--- Begin Data to process ---

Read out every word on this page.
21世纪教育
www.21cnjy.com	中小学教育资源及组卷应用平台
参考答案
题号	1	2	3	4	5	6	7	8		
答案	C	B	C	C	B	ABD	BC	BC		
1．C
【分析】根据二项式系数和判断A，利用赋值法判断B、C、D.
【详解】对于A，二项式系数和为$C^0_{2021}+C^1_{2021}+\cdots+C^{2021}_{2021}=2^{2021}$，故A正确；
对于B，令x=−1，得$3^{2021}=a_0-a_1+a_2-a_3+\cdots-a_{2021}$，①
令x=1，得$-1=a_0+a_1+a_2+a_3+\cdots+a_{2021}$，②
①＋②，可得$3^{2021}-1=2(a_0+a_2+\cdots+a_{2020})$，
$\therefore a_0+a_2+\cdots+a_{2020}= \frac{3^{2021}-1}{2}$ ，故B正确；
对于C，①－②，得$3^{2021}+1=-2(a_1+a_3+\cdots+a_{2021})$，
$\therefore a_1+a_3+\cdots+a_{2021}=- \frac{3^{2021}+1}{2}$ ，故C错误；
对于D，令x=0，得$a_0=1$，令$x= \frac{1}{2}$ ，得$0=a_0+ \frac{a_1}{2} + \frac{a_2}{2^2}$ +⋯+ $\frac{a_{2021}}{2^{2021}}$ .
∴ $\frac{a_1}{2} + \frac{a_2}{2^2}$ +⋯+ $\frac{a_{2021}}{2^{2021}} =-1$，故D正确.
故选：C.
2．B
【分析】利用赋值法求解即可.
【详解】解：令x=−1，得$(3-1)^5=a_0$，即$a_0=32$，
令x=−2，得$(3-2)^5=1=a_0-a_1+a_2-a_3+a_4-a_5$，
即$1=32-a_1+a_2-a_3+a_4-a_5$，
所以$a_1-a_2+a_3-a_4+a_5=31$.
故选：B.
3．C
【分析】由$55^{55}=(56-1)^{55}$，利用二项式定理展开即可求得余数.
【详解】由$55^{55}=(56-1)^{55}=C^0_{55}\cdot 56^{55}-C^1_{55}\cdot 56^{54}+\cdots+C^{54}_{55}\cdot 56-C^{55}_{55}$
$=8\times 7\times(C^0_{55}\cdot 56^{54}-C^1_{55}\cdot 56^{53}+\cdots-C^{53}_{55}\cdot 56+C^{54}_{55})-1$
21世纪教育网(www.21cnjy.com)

--- End Data to process ---

What is required — Extract all of the data above without altering anything.

The completed task —
Read out every word on this page.
21世纪教育
www.21cnjy.com	中小学教育资源及组卷应用平台
参考答案
题号	1	2	3	4	5	6	7	8		
答案	C	B	C	C	B	ABD	BC	BC		
1．C
【分析】根据二项式系数和判断A，利用赋值法判断B、C、D.
【详解】对于A，二项式系数和为$C^0_{2021}+C^1_{2021}+\cdots+C^{2021}_{2021}=2^{2021}$，故A正确；
对于B，令x=−1，得$3^{2021}=a_0-a_1+a_2-a_3+\cdots-a_{2021}$，①
令x=1，得$-1=a_0+a_1+a_2+a_3+\cdots+a_{2021}$，②
①＋②，可得$3^{2021}-1=2(a_0+a_2+\cdots+a_{2020})$，
$\therefore a_0+a_2+\cdots+a_{2020}= \frac{3^{2021}-1}{2}$ ，故B正确；
对于C，①－②，得$3^{2021}+1=-2(a_1+a_3+\cdots+a_{2021})$，
$\therefore a_1+a_3+\cdots+a_{2021}=- \frac{3^{2021}+1}{2}$ ，故C错误；
对于D，令x=0，得$a_0=1$，令$x= \frac{1}{2}$ ，得$0=a_0+ \frac{a_1}{2} + \frac{a_2}{2^2}$ +⋯+ $\frac{a_{2021}}{2^{2021}}$ .
∴ $\frac{a_1}{2} + \frac{a_2}{2^2}$ +⋯+ $\frac{a_{2021}}{2^{2021}} =-1$，故D正确.
故选：C.
2．B
【分析】利用赋值法求解即可.
【详解】解：令x=−1，得$(3-1)^5=a_0$，即$a_0=32$，
令x=−2，得$(3-2)^5=1=a_0-a_1+a_2-a_3+a_4-a_5$，
即$1=32-a_1+a_2-a_3+a_4-a_5$，
所以$a_1-a_2+a_3-a_4+a_5=31$.
故选：B.
3．C
【分析】由$55^{55}=(56-1)^{55}$，利用二项式定理展开即可求得余数.
【详解】由$55^{55}=(56-1)^{55}=C^0_{55}\cdot 56^{55}-C^1_{55}\cdot 56^{54}+\cdots+C^{54}_{55}\cdot 56-C^{55}_{55}$
$=8\times 7\times(C^0_{55}\cdot 56^{54}-C^1_{55}\cdot 56^{53}+\cdots-C^{53}_{55}\cdot 56+C^{54}_{55})-1$
21世纪教育网(www.21cnjy.com)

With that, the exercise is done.